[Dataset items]
────────────────

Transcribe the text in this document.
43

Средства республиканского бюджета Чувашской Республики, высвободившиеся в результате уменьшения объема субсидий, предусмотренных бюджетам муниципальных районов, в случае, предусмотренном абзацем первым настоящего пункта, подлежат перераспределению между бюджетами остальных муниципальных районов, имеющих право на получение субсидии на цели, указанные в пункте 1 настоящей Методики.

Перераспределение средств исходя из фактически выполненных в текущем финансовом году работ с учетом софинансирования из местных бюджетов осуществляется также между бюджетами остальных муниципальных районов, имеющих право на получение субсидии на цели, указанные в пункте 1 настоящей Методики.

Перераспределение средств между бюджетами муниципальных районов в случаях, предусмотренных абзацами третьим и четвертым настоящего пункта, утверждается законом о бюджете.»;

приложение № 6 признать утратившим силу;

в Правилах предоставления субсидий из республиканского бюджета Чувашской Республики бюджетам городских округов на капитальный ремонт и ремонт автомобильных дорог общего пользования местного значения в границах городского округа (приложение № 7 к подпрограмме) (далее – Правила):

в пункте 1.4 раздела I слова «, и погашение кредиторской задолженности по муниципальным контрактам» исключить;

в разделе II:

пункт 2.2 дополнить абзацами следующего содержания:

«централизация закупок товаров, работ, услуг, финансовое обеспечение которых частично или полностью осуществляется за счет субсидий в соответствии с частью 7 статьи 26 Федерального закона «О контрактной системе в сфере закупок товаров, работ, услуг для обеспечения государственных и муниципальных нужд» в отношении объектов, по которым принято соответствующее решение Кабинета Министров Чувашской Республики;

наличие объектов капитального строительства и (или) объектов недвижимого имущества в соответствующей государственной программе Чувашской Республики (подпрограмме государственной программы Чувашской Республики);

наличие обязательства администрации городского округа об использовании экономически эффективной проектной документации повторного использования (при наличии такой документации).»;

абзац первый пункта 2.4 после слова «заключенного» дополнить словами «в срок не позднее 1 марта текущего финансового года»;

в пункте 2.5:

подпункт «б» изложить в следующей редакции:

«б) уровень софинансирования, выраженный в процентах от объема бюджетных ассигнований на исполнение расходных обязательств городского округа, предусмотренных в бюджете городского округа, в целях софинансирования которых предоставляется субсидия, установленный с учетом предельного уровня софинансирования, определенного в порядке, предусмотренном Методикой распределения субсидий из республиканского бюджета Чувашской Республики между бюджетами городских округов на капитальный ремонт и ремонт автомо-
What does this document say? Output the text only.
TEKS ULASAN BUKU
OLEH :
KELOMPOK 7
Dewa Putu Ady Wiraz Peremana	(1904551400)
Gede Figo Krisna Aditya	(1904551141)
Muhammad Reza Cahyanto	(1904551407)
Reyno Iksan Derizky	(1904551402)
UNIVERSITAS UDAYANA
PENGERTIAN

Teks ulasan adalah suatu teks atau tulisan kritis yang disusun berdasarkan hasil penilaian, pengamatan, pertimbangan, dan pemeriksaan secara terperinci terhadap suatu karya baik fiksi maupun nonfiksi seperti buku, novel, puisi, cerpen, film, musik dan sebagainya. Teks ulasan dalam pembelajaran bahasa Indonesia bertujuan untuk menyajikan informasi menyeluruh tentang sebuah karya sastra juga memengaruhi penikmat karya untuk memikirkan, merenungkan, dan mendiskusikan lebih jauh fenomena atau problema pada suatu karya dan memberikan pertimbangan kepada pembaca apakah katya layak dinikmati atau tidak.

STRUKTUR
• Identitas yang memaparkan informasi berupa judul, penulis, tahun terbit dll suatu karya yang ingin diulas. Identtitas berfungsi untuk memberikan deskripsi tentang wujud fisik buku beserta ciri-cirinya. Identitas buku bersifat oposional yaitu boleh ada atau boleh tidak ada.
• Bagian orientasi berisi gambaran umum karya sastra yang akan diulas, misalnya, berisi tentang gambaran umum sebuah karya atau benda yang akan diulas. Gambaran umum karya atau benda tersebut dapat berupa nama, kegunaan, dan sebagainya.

────────────────

→ **The request**
Establish how many lines of the material above hold the word "абзацами". Nothing but the count should be returned.

→ **Response**
2